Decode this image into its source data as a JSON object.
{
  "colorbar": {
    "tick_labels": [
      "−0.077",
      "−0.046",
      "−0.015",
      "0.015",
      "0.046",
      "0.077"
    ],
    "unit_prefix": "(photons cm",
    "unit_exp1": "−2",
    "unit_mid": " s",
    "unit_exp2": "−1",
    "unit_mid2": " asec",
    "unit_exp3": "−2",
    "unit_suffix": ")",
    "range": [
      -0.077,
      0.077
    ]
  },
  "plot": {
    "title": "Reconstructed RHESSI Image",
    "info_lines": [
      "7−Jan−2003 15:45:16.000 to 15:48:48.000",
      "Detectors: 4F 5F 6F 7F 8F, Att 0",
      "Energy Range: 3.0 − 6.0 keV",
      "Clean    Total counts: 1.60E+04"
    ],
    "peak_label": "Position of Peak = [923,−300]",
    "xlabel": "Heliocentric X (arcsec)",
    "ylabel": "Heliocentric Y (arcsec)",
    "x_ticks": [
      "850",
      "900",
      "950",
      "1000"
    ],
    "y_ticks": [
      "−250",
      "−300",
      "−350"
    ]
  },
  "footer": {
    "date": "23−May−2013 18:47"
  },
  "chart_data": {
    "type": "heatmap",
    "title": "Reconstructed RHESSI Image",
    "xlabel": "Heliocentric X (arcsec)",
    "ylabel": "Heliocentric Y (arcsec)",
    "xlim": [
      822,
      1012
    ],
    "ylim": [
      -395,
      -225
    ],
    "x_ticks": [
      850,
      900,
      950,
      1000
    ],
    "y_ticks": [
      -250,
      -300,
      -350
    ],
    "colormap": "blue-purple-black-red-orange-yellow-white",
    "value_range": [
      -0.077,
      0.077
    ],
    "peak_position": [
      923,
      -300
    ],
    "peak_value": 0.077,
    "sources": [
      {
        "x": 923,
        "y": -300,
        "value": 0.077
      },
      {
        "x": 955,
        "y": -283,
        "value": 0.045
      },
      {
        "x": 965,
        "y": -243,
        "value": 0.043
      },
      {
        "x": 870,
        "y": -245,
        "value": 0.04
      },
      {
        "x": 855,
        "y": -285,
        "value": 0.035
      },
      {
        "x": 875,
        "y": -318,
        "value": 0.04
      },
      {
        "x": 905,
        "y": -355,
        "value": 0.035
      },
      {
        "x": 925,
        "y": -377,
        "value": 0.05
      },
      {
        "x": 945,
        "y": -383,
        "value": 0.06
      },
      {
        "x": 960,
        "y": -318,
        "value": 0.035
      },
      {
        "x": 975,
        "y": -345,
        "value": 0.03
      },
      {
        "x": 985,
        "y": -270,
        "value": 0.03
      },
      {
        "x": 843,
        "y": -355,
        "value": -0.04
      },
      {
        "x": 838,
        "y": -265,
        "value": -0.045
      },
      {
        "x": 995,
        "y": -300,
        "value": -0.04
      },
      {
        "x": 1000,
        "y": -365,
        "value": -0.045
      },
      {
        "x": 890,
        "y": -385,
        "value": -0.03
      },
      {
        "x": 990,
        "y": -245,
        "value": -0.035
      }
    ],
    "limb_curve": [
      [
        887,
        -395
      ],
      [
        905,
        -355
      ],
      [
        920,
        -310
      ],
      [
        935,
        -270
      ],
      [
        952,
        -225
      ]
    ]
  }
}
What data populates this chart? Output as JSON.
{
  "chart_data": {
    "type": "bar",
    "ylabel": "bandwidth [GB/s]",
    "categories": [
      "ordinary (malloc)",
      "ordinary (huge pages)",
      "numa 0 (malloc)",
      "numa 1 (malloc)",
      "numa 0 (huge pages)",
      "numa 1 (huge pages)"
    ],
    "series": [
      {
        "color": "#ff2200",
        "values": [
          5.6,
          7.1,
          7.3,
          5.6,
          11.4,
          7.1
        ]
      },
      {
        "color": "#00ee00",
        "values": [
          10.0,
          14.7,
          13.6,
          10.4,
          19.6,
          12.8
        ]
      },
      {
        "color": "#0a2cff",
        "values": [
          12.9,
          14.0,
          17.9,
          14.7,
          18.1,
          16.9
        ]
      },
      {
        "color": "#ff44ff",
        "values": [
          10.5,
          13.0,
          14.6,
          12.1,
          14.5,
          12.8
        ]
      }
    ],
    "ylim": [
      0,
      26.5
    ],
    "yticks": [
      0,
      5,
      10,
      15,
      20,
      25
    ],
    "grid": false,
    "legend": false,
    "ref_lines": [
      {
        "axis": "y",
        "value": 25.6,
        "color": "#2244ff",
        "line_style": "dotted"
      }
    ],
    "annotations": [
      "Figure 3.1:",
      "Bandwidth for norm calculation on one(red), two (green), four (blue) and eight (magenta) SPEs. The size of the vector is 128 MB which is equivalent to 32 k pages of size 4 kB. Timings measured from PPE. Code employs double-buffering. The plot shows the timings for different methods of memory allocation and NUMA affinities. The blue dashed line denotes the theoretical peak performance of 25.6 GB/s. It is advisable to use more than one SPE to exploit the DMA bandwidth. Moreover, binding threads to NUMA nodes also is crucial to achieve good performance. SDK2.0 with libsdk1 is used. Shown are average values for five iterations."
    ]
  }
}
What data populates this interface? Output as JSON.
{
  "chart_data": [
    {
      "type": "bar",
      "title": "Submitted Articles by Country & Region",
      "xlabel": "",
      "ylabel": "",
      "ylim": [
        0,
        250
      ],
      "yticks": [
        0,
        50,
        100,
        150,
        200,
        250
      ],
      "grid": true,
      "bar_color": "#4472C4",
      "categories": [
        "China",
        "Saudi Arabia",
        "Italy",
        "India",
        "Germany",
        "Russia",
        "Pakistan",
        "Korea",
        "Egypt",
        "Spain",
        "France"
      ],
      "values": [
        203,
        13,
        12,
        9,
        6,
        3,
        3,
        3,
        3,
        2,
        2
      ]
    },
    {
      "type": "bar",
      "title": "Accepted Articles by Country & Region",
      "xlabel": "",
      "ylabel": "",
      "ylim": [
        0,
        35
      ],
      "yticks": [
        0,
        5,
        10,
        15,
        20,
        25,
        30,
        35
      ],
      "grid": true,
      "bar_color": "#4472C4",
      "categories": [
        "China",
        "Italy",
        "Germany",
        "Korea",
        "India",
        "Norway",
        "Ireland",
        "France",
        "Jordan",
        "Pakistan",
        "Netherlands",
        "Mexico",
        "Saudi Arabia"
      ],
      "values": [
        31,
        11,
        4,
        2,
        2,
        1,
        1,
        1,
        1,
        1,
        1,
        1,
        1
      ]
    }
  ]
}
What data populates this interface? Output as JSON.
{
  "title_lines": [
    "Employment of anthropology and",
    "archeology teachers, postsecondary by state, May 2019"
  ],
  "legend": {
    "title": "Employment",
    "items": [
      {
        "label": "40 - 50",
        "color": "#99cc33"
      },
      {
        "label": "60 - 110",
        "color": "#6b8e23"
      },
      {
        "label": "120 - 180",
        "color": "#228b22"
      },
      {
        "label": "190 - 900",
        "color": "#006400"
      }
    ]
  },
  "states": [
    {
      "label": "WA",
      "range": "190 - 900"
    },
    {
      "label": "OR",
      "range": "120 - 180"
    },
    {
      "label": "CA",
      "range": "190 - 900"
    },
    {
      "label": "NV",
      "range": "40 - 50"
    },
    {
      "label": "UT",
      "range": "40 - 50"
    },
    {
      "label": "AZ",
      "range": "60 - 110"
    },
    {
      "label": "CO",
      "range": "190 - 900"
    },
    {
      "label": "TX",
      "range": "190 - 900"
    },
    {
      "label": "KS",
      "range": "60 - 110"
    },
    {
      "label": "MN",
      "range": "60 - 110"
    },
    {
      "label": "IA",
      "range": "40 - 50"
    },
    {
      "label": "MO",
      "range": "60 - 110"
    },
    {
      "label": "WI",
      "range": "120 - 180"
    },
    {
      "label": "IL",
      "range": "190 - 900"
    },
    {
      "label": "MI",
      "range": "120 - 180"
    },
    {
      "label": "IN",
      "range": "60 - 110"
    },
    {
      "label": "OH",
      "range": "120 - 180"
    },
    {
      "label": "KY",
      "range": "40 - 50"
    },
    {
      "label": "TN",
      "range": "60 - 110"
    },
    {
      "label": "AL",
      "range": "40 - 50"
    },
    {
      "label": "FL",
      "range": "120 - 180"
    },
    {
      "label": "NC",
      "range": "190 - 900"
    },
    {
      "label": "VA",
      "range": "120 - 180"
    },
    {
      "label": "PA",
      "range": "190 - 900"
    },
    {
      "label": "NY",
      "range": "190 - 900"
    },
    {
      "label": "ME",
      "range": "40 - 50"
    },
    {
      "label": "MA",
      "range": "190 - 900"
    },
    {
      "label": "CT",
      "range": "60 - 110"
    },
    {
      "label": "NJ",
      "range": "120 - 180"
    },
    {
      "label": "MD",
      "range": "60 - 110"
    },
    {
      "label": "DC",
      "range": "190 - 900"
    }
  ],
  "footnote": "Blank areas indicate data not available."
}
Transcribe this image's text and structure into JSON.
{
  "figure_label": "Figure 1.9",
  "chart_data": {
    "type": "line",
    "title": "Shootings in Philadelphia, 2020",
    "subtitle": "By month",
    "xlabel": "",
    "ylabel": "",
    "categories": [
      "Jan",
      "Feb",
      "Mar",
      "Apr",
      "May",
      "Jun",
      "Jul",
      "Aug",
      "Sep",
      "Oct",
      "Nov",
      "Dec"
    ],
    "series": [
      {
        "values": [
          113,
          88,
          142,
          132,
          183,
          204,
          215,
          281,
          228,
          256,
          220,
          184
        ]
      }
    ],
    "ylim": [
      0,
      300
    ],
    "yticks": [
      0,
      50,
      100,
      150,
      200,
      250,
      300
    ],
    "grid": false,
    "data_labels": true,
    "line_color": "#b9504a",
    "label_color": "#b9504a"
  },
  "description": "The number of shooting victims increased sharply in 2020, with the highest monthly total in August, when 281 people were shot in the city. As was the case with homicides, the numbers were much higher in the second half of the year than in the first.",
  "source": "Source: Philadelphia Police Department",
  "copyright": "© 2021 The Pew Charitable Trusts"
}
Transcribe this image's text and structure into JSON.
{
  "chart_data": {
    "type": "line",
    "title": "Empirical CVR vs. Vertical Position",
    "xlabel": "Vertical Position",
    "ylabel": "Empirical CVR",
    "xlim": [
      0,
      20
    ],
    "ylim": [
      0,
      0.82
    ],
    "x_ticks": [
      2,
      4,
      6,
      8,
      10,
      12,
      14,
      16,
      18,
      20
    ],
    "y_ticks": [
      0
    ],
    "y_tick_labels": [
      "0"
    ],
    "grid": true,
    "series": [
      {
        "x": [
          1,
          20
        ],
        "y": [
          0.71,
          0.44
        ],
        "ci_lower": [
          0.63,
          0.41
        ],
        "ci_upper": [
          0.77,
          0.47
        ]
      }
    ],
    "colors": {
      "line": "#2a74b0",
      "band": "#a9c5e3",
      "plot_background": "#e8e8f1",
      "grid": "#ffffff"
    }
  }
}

_Objective:_ Where a line in the entries holds "Vertical", copy that line.

_Answer to this problem:_
    "title": "Empirical CVR vs. Vertical Position",
    "xlabel": "Vertical Position",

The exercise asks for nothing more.